● Task prompt
Please write down the lines below verbatim, from the line containing "record-count: of 1 — [423, 604, 466, 624]" through the line containing "minimize-icon — [1111, 42, 1120, 45]", with both of those lines included.

● Provided records
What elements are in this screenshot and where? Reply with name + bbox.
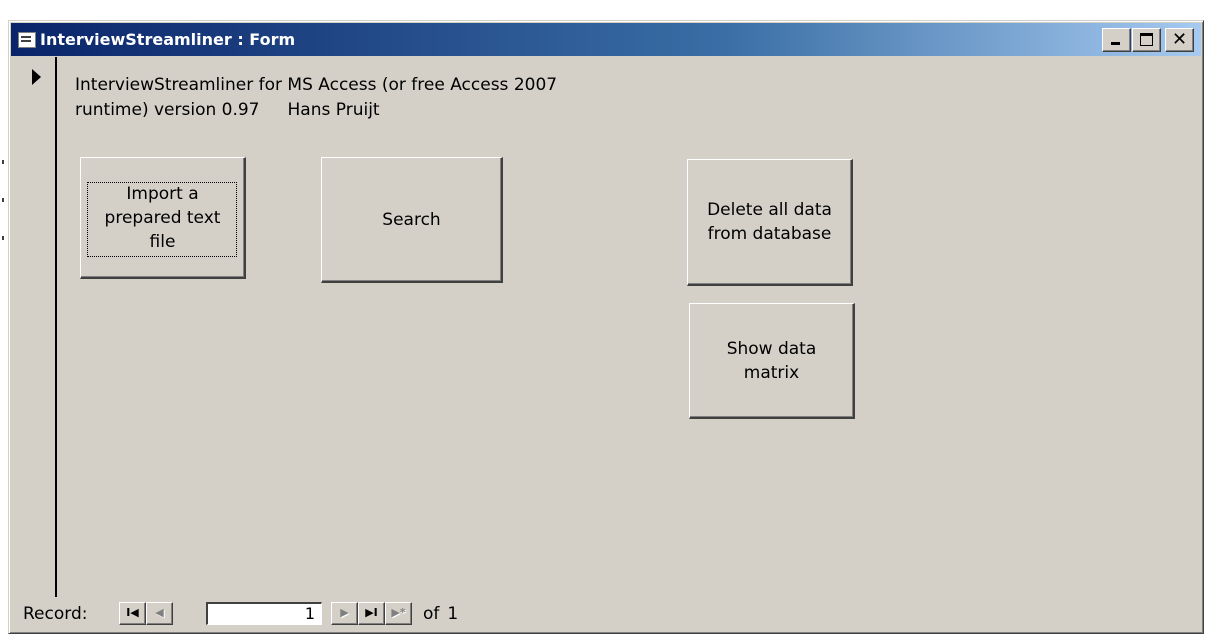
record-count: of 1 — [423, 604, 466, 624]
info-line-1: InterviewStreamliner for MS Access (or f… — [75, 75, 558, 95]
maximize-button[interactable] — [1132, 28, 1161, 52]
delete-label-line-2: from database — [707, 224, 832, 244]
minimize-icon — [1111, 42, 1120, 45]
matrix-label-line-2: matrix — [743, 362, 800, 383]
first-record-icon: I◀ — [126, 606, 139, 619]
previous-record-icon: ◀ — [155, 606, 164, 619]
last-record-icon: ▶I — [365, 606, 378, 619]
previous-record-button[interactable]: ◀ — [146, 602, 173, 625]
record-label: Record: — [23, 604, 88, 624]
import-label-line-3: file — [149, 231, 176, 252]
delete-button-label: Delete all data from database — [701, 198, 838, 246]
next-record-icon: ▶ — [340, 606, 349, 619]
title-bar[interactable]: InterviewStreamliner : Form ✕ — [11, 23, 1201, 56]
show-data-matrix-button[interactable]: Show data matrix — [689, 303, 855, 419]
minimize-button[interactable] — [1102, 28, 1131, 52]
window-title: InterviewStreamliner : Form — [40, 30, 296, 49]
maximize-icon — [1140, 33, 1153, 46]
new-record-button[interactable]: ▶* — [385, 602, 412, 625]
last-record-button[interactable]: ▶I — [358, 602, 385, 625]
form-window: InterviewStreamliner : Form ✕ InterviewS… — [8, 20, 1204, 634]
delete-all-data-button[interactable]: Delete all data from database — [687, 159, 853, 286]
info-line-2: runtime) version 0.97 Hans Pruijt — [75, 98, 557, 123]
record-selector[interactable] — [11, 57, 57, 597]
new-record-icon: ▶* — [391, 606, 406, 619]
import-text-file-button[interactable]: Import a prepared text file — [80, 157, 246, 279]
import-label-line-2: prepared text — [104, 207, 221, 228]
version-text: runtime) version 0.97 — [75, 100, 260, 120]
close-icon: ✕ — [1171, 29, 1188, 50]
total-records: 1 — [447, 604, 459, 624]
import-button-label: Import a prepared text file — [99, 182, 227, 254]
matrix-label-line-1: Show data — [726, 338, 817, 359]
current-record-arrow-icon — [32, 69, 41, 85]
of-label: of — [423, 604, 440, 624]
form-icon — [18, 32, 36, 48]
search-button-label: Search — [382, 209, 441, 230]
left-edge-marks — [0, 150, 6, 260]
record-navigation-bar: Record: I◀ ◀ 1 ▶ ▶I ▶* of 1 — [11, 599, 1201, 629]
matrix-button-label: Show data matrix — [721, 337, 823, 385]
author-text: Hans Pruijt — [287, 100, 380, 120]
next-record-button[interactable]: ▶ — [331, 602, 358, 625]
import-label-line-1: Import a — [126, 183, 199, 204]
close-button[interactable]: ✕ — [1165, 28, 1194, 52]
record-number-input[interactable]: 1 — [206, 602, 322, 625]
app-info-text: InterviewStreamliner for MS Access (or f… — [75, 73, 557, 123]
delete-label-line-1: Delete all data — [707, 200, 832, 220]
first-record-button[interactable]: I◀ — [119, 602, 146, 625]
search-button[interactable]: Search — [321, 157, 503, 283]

---

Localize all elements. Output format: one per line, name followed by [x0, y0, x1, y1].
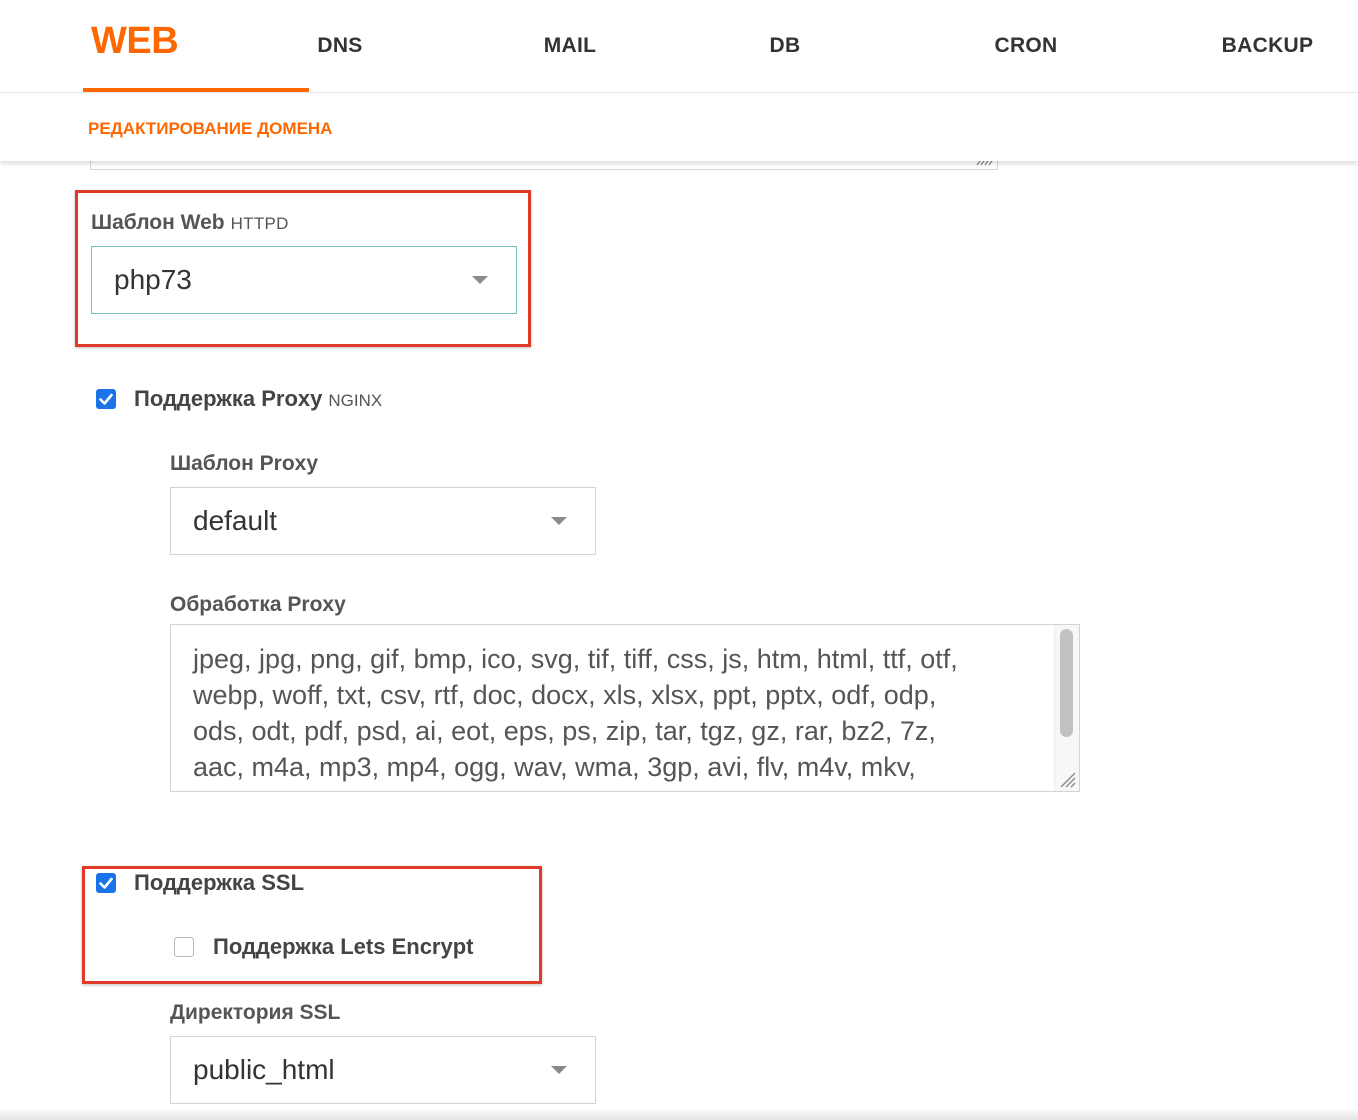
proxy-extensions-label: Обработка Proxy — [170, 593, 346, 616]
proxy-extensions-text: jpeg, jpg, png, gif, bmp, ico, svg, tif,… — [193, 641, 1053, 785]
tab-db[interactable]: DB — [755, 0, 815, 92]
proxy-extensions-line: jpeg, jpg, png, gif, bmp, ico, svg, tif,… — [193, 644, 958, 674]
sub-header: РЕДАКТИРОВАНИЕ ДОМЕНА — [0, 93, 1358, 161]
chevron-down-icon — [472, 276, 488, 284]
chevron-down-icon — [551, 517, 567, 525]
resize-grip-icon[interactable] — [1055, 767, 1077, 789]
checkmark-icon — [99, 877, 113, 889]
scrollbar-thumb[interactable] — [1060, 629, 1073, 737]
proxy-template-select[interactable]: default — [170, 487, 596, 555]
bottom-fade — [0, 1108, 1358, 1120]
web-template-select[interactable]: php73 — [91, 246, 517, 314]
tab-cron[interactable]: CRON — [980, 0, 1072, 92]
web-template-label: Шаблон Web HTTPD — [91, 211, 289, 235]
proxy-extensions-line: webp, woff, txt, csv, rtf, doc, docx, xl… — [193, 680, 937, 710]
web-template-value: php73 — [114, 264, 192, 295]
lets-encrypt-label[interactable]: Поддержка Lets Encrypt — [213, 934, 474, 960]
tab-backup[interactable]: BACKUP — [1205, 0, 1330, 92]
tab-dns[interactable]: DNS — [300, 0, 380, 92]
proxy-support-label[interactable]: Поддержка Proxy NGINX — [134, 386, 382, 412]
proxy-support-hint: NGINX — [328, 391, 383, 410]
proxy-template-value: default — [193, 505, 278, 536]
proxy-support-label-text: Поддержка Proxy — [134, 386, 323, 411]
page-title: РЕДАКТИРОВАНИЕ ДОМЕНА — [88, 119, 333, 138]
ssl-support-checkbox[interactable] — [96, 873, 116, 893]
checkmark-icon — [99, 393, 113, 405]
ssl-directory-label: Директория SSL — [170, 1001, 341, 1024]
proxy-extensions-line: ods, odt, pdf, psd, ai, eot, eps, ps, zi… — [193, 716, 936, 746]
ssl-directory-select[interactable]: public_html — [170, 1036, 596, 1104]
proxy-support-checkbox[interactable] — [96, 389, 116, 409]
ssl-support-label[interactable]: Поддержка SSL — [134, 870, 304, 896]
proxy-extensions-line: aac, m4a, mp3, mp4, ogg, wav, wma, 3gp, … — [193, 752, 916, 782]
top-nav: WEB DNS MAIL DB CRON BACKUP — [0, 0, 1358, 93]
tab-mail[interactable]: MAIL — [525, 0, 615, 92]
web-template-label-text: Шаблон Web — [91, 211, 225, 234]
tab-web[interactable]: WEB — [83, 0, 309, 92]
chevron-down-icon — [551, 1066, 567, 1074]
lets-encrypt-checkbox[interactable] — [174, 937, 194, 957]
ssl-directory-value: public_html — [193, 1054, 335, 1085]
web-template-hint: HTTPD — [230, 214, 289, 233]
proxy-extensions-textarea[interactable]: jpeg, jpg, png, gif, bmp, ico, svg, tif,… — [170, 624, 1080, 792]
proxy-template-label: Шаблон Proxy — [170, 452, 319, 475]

● Problem solution
record-count: of 1 — [423, 604, 466, 624]
info-line-1: InterviewStreamliner for MS Access (or f… — [75, 75, 558, 95]
maximize-button[interactable] — [1132, 28, 1161, 52]
delete-label-line-2: from database — [707, 224, 832, 244]
minimize-icon — [1111, 42, 1120, 45]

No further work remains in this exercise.